__To do__: Extract every line where the string "Categories" appears.
# START OF Input
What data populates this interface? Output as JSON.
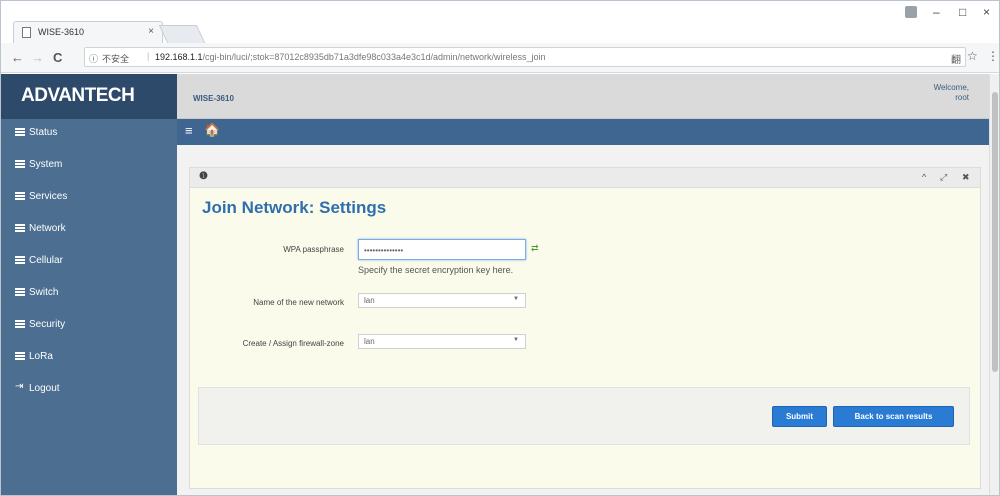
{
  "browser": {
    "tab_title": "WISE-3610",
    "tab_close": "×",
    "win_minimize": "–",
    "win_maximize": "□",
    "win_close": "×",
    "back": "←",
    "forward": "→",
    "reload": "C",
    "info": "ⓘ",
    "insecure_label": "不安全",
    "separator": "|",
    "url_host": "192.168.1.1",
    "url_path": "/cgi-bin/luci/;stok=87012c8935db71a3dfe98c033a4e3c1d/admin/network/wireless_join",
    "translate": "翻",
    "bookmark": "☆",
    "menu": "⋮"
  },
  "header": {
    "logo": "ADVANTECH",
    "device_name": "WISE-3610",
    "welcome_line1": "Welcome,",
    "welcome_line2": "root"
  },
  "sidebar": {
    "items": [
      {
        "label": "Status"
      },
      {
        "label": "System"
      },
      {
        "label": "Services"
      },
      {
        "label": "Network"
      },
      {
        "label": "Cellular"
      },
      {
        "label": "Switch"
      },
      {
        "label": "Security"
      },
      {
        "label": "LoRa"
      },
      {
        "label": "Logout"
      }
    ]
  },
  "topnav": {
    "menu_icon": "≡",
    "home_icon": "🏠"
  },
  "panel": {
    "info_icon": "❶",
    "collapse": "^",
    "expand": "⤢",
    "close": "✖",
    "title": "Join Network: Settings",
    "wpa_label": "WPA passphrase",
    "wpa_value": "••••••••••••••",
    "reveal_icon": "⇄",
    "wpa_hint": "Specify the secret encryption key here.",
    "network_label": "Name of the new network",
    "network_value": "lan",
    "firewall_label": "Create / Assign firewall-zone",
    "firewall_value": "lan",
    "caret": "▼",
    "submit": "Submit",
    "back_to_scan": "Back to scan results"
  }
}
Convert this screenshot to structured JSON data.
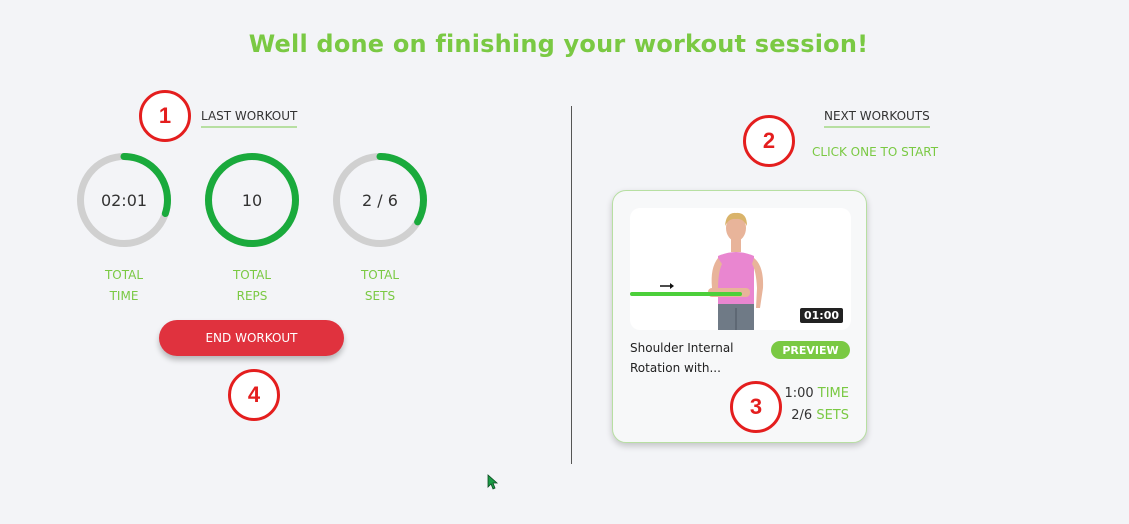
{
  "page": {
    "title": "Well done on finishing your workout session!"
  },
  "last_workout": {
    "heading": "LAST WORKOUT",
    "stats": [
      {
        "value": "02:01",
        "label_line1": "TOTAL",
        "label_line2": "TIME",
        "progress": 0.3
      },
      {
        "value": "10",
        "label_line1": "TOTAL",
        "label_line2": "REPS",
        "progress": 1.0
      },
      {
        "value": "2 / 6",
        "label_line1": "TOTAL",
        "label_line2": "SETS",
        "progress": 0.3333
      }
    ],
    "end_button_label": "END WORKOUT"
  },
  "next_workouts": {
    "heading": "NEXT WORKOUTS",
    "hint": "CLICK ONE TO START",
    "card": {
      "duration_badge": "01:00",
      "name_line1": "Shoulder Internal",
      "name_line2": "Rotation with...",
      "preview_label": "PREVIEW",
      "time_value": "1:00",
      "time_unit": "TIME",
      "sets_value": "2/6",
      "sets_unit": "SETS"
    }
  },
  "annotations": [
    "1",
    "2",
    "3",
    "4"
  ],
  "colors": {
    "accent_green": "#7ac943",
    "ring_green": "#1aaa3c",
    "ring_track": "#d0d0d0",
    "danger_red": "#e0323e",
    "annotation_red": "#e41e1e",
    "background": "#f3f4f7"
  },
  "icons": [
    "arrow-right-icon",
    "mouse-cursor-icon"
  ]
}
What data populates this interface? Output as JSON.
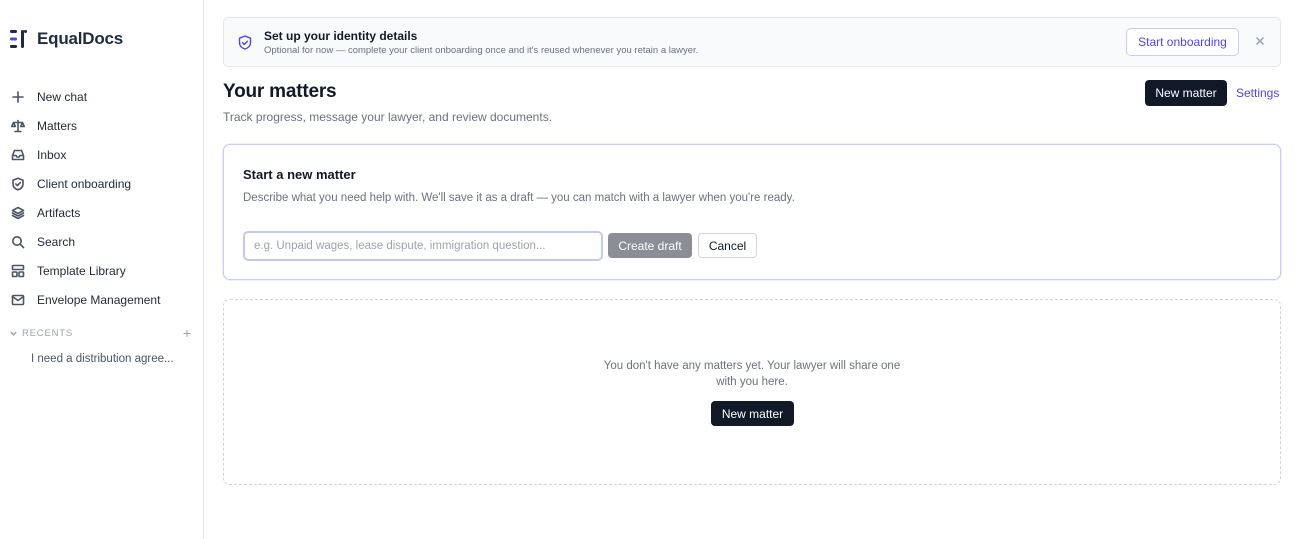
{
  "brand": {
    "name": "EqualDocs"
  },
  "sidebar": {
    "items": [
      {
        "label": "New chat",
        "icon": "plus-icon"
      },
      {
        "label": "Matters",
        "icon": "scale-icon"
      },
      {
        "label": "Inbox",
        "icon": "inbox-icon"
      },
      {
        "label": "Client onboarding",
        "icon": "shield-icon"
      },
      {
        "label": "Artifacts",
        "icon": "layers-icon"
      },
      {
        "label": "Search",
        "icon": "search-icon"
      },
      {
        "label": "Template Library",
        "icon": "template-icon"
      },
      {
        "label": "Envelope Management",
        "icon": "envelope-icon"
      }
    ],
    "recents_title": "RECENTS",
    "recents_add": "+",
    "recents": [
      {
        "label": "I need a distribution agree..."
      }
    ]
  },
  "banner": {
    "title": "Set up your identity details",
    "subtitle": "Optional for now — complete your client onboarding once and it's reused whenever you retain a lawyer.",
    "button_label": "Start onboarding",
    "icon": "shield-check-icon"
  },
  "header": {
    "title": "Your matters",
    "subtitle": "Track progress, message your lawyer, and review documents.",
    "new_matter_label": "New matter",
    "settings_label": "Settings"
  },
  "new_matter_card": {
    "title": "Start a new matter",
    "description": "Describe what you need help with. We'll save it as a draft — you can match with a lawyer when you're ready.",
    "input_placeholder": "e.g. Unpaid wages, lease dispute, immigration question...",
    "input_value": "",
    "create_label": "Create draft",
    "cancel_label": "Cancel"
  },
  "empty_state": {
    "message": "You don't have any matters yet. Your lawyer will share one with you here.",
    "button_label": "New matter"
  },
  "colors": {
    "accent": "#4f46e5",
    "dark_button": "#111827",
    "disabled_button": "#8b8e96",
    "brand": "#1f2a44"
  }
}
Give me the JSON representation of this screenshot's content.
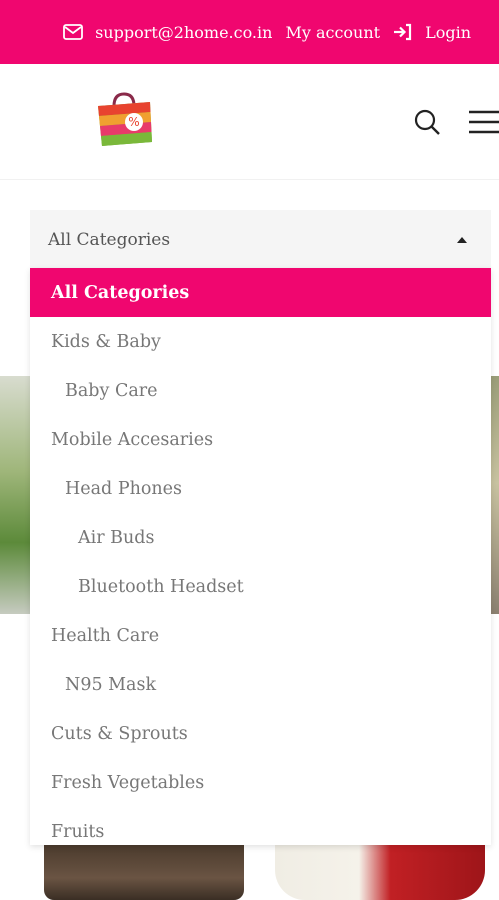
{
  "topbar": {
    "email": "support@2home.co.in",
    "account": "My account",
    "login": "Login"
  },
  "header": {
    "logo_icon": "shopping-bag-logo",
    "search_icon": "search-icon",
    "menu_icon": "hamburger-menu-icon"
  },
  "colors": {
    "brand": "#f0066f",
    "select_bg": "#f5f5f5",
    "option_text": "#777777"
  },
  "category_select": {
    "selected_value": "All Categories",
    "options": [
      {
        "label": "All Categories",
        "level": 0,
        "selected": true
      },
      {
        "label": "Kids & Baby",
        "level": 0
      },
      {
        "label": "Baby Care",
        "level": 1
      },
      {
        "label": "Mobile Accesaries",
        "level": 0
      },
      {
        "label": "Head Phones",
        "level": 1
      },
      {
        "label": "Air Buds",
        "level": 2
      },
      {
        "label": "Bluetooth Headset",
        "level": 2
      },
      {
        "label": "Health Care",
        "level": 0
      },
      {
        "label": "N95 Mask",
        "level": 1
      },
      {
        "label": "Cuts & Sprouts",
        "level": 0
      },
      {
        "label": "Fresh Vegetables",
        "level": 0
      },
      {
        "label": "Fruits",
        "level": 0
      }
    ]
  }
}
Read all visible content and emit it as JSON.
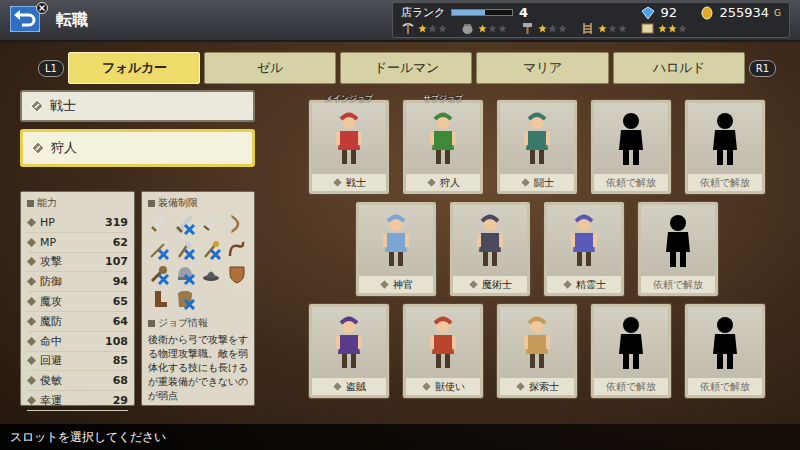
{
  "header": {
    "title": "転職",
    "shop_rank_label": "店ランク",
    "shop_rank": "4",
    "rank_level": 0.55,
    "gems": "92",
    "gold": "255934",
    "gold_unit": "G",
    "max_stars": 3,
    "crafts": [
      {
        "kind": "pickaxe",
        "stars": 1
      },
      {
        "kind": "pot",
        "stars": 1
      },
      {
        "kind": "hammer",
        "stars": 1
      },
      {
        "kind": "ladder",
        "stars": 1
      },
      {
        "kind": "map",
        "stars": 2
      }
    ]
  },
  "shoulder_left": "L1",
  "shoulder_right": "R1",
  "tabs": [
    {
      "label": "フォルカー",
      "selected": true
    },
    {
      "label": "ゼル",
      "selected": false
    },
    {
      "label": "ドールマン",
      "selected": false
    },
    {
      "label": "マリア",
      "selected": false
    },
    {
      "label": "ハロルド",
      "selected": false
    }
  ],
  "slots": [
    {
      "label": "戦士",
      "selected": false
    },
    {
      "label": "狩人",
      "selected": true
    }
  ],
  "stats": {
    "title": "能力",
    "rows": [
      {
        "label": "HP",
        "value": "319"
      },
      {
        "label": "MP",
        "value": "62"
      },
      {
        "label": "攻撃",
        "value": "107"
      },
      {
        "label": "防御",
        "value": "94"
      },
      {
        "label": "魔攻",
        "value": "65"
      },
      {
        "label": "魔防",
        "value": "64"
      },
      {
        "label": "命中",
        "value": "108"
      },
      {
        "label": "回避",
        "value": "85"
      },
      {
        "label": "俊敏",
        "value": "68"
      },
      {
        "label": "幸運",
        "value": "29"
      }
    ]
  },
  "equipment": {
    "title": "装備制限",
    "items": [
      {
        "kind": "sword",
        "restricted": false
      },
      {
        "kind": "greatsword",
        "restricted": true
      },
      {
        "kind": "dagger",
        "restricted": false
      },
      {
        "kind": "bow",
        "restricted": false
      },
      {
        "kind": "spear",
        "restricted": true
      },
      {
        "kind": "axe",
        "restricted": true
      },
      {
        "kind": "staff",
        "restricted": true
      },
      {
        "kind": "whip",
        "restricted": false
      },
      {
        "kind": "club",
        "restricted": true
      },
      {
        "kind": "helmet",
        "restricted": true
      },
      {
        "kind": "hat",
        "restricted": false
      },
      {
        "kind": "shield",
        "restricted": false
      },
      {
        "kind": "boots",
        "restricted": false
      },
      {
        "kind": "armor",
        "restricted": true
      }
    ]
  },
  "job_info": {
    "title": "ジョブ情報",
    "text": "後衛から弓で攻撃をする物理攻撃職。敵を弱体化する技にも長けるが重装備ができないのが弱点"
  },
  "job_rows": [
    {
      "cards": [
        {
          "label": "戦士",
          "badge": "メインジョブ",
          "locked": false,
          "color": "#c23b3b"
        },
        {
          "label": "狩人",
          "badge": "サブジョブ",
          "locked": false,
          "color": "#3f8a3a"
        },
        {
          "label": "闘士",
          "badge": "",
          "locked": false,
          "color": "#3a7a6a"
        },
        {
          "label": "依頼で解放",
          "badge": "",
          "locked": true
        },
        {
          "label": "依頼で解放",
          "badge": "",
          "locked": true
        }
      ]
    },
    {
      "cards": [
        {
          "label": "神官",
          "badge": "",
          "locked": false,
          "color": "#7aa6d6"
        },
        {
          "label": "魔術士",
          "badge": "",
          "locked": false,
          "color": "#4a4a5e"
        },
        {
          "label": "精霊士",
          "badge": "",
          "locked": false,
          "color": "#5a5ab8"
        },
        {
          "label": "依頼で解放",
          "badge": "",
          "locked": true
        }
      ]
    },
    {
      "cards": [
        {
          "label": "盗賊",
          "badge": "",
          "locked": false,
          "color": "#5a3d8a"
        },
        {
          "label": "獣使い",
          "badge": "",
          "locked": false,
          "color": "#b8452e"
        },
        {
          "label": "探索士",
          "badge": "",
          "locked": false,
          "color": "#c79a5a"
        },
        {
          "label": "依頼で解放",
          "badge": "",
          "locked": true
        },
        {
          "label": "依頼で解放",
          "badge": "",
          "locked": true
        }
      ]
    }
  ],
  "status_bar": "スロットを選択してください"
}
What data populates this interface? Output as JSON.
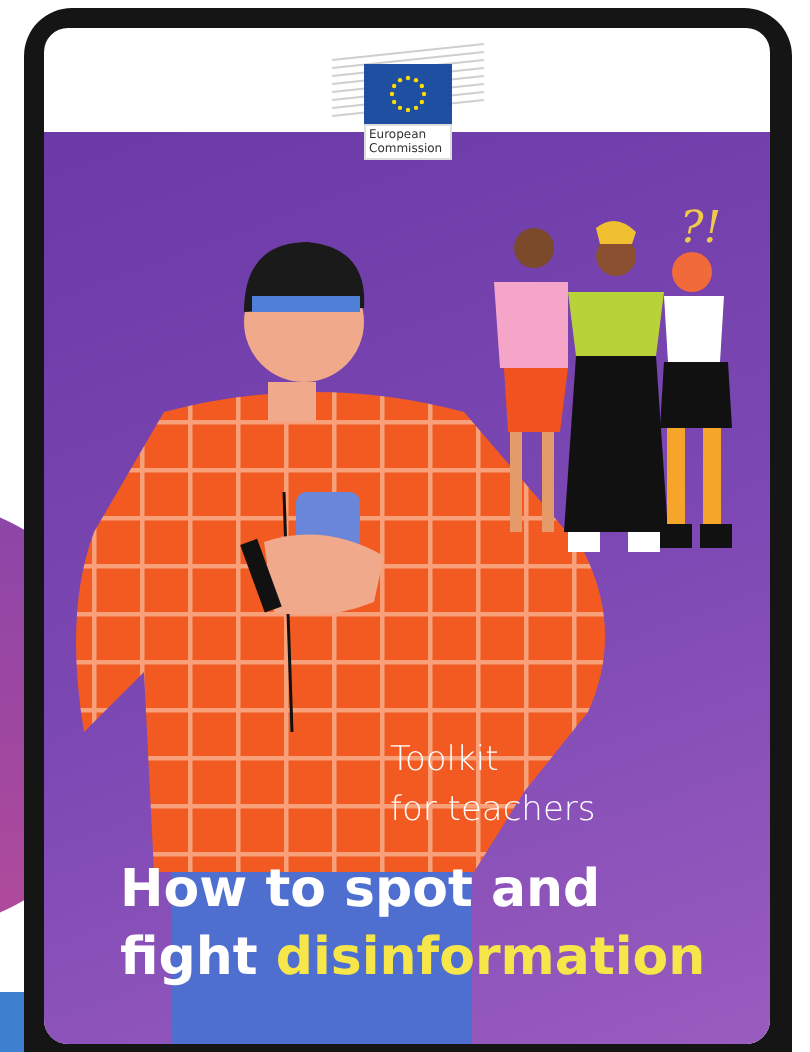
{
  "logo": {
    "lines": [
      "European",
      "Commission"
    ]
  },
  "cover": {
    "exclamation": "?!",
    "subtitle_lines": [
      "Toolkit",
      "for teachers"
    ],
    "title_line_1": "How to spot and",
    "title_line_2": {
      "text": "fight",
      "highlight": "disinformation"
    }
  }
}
# END OF Input
__Task answer__:
    "selected_value": "All Categories",
        "label": "All Categories",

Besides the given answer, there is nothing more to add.